Dataset records:
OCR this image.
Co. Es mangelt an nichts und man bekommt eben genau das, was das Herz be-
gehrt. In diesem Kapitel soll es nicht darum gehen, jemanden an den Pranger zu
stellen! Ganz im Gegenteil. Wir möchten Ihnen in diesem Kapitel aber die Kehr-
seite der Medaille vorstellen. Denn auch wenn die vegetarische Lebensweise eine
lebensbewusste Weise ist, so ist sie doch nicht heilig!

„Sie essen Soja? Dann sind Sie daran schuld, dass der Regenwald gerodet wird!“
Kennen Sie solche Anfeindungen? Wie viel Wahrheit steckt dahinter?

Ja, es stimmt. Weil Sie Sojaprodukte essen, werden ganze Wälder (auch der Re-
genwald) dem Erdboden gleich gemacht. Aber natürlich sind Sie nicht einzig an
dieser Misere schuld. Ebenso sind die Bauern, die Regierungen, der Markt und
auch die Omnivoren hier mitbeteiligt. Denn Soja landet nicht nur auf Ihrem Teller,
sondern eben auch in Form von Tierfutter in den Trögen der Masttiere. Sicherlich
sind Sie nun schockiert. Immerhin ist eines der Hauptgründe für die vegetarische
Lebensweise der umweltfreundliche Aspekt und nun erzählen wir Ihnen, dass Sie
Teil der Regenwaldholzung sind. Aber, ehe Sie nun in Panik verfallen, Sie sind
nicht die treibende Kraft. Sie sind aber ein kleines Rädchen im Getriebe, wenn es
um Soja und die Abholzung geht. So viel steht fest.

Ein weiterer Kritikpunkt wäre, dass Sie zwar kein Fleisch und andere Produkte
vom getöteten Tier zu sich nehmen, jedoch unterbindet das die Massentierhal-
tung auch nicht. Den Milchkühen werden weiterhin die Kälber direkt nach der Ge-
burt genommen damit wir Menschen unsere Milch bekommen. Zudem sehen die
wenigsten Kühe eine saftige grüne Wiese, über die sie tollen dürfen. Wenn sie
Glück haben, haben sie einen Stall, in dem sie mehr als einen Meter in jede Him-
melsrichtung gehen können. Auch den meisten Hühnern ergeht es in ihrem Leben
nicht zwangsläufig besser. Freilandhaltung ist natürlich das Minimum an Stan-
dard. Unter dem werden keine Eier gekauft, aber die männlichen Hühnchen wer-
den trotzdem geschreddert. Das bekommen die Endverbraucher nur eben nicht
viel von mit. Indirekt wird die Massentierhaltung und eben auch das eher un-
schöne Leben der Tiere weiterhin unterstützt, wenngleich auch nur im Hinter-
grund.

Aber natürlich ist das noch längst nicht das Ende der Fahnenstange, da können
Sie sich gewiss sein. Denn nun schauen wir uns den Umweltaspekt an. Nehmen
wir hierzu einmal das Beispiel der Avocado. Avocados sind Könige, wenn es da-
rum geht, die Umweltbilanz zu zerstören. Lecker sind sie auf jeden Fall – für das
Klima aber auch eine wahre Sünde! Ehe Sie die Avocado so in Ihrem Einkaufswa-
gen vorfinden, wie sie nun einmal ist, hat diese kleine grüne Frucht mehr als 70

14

Directions for this task: Among the lines above, which ones hold the string "vegetarische"? Show them.

Solution for this exercise:
seite der Medaille vorstellen. Denn auch wenn die vegetarische Lebensweise eine
sind Sie nun schockiert. Immerhin ist eines der Hauptgründe für die vegetarische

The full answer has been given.